### What you need to do
Look through the data below. Show each line where the string "from" occurs.

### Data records
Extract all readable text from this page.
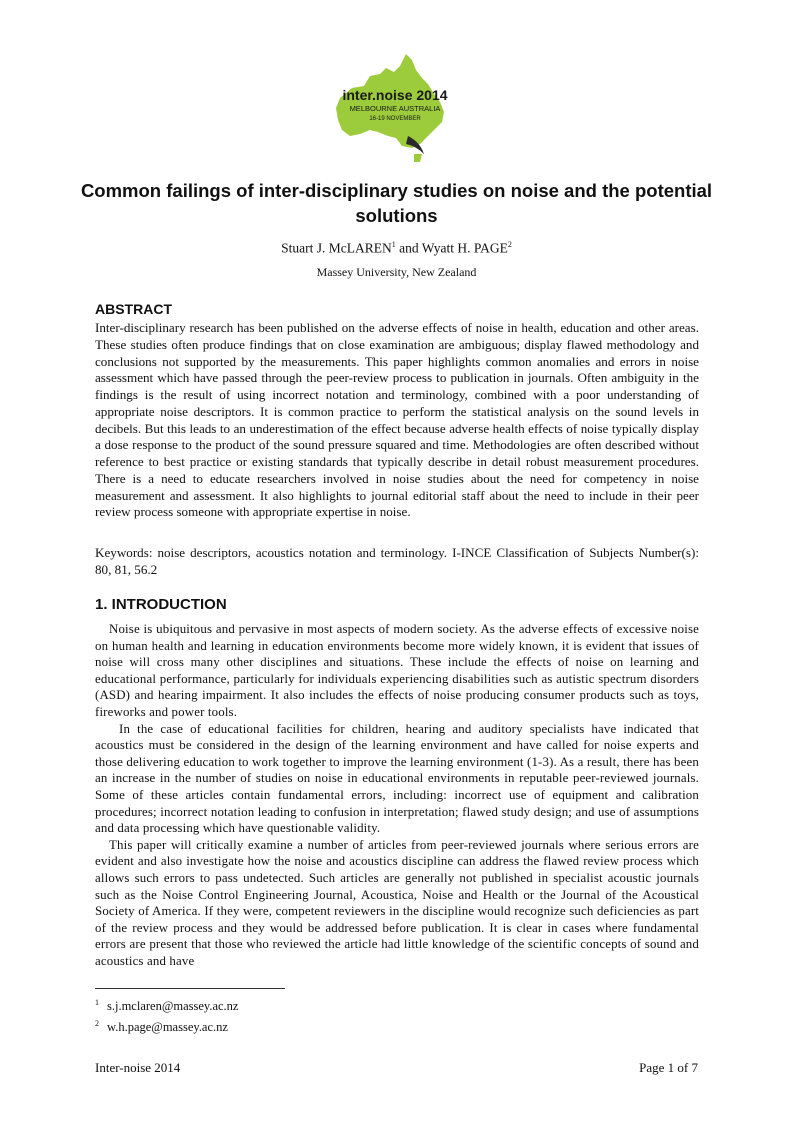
inter.noise 2014
MELBOURNE AUSTRALIA
16-19 NOVEMBER
Common failings of inter-disciplinary studies on noise and the potential solutions
Stuart J. McLAREN$^1$ and Wyatt H. PAGE$^2$
Massey University, New Zealand
ABSTRACT

Inter-disciplinary research has been published on the adverse effects of noise in health, education and other areas. These studies often produce findings that on close examination are ambiguous; display flawed methodology and conclusions not supported by the measurements. This paper highlights common anomalies and errors in noise assessment which have passed through the peer-review process to publication in journals. Often ambiguity in the findings is the result of using incorrect notation and terminology, combined with a poor understanding of appropriate noise descriptors. It is common practice to perform the statistical analysis on the sound levels in decibels. But this leads to an underestimation of the effect because adverse health effects of noise typically display a dose response to the product of the sound pressure squared and time. Methodologies are often described without reference to best practice or existing standards that typically describe in detail robust measurement procedures. There is a need to educate researchers involved in noise studies about the need for competency in noise measurement and assessment. It also highlights to journal editorial staff about the need to include in their peer review process someone with appropriate expertise in noise.

Keywords: noise descriptors, acoustics notation and terminology. I-INCE Classification of Subjects Number(s): 80, 81, 56.2

1. INTRODUCTION

Noise is ubiquitous and pervasive in most aspects of modern society. As the adverse effects of excessive noise on human health and learning in education environments become more widely known, it is evident that issues of noise will cross many other disciplines and situations. These include the effects of noise on learning and educational performance, particularly for individuals experiencing disabilities such as autistic spectrum disorders (ASD) and hearing impairment. It also includes the effects of noise producing consumer products such as toys, fireworks and power tools.

In the case of educational facilities for children, hearing and auditory specialists have indicated that acoustics must be considered in the design of the learning environment and have called for noise experts and those delivering education to work together to improve the learning environment (1-3). As a result, there has been an increase in the number of studies on noise in educational environments in reputable peer-reviewed journals. Some of these articles contain fundamental errors, including: incorrect use of equipment and calibration procedures; incorrect notation leading to confusion in interpretation; flawed study design; and use of assumptions and data processing which have questionable validity.

This paper will critically examine a number of articles from peer-reviewed journals where serious errors are evident and also investigate how the noise and acoustics discipline can address the flawed review process which allows such errors to pass undetected. Such articles are generally not published in specialist acoustic journals such as the Noise Control Engineering Journal, Acoustica, Noise and Health or the Journal of the Acoustical Society of America. If they were, competent reviewers in the discipline would recognize such deficiencies as part of the review process and they would be addressed before publication. It is clear in cases where fundamental errors are present that those who reviewed the article had little knowledge of the scientific concepts of sound and acoustics and have

$^1$ s.j.mclaren@massey.ac.nz
$^2$ w.h.page@massey.ac.nz
Inter-noise 2014	Page 1 of 7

### Result for this exercise
Extract all readable text from this page.
This paper will critically examine a number of articles from peer-reviewed journals where serious errors are evident and also investigate how the noise and acoustics discipline can address the flawed review process which allows such errors to pass undetected. Such articles are generally not published in specialist acoustic journals such as the Noise Control Engineering Journal, Acoustica, Noise and Health or the Journal of the Acoustical Society of America. If they were, competent reviewers in the discipline would recognize such deficiencies as part of the review process and they would be addressed before publication. It is clear in cases where fundamental errors are present that those who reviewed the article had little knowledge of the scientific concepts of sound and acoustics and have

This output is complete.